EXERCISE INSTRUCTIONS
Select and reproduce each line of the listing below that bears the string "Комиссии".

***

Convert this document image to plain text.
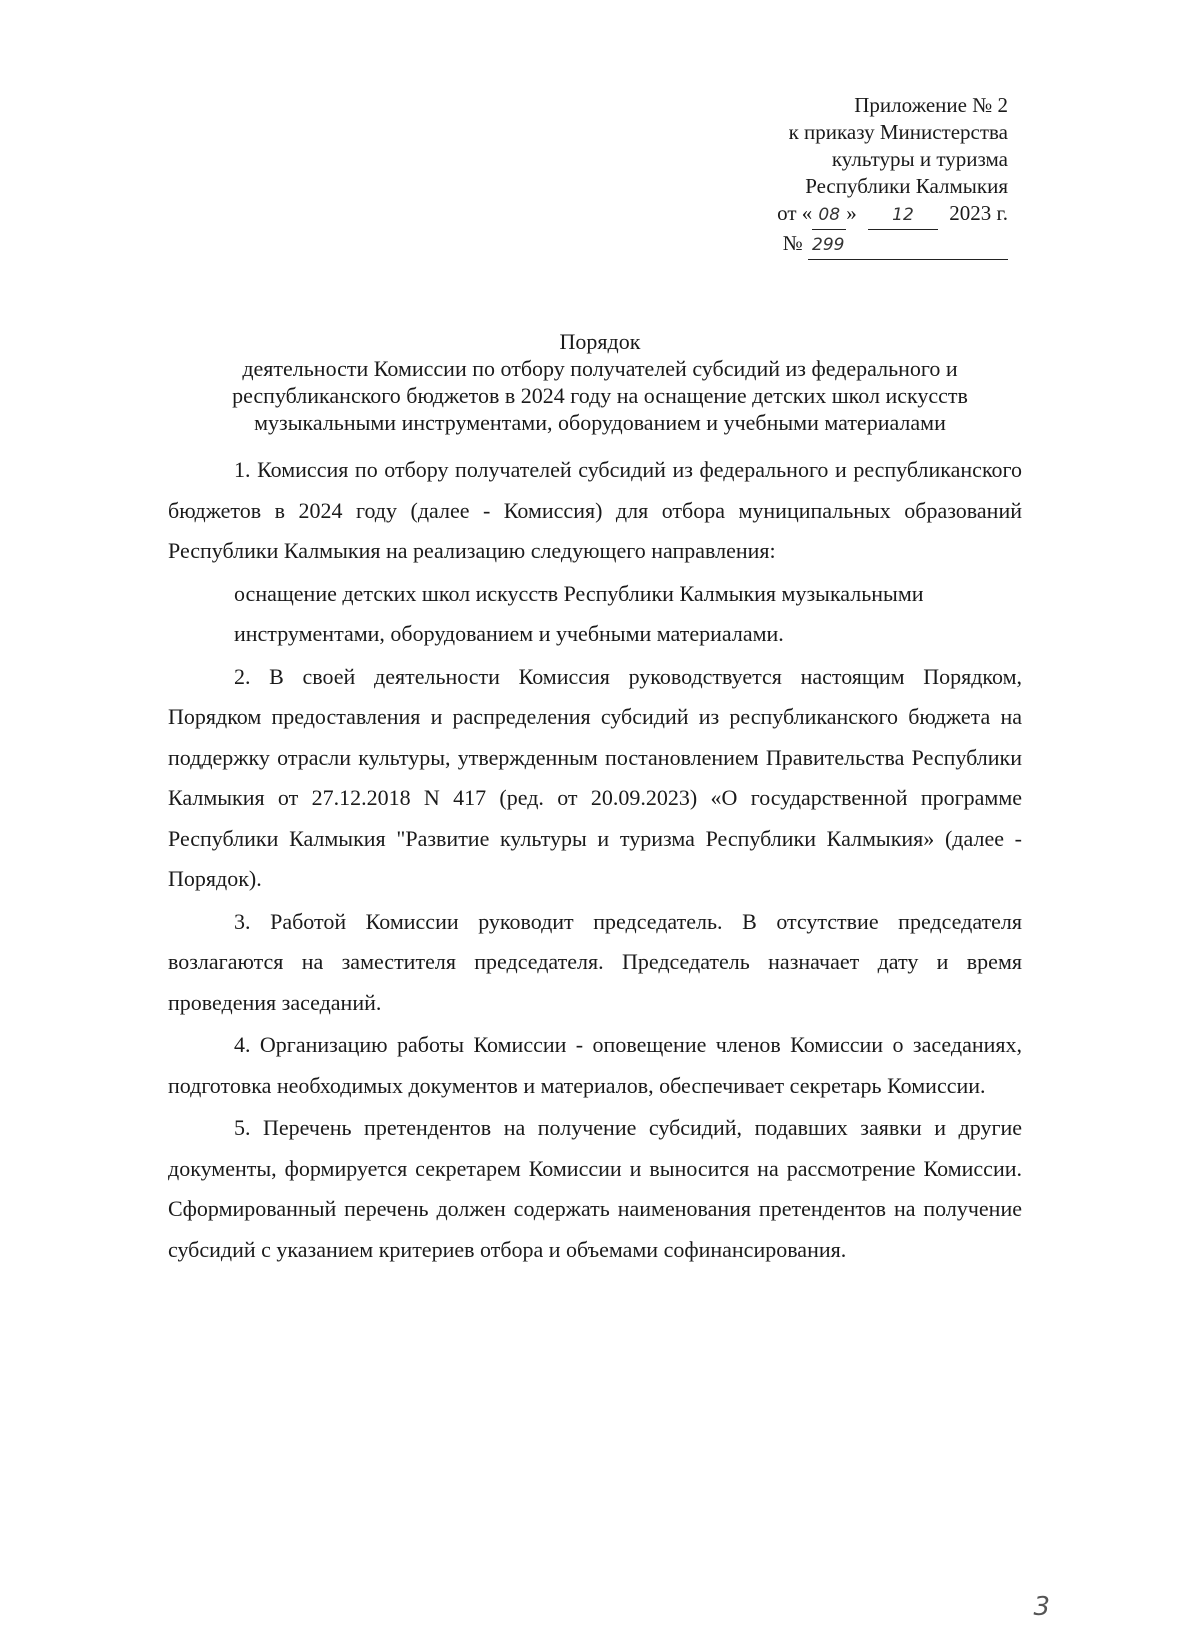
Приложение № 2
к приказу Министерства
культуры и туризма
Республики Калмыкия
от « 08 » 12 2023 г.
№ 299
Порядок
деятельности Комиссии по отбору получателей субсидий из федерального и
республиканского бюджетов в 2024 году на оснащение детских школ искусств
музыкальными инструментами, оборудованием и учебными материалами

1. Комиссия по отбору получателей субсидий из федерального и республиканского бюджетов в 2024 году (далее - Комиссия) для отбора муниципальных образований Республики Калмыкия на реализацию следующего направления:

оснащение детских школ искусств Республики Калмыкия музыкальными инструментами, оборудованием и учебными материалами.

2. В своей деятельности Комиссия руководствуется настоящим Порядком, Порядком предоставления и распределения субсидий из республиканского бюджета на поддержку отрасли культуры, утвержденным постановлением Правительства Республики Калмыкия от 27.12.2018 N 417 (ред. от 20.09.2023) «О государственной программе Республики Калмыкия "Развитие культуры и туризма Республики Калмыкия» (далее - Порядок).

3. Работой Комиссии руководит председатель. В отсутствие председателя возлагаются на заместителя председателя. Председатель назначает дату и время проведения заседаний.

4. Организацию работы Комиссии - оповещение членов Комиссии о заседаниях, подготовка необходимых документов и материалов, обеспечивает секретарь Комиссии.

5. Перечень претендентов на получение субсидий, подавших заявки и другие документы, формируется секретарем Комиссии и выносится на рассмотрение Комиссии. Сформированный перечень должен содержать наименования претендентов на получение субсидий с указанием критериев отбора и объемами софинансирования.

3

***

SOLVED EXERCISE
деятельности Комиссии по отбору получателей субсидий из федерального и
3. Работой Комиссии руководит председатель. В отсутствие председателя возлагаются на заместителя председателя. Председатель назначает дату и время проведения заседаний.
4. Организацию работы Комиссии - оповещение членов Комиссии о заседаниях, подготовка необходимых документов и материалов, обеспечивает секретарь Комиссии.
5. Перечень претендентов на получение субсидий, подавших заявки и другие документы, формируется секретарем Комиссии и выносится на рассмотрение Комиссии. Сформированный перечень должен содержать наименования претендентов на получение субсидий с указанием критериев отбора и объемами софинансирования.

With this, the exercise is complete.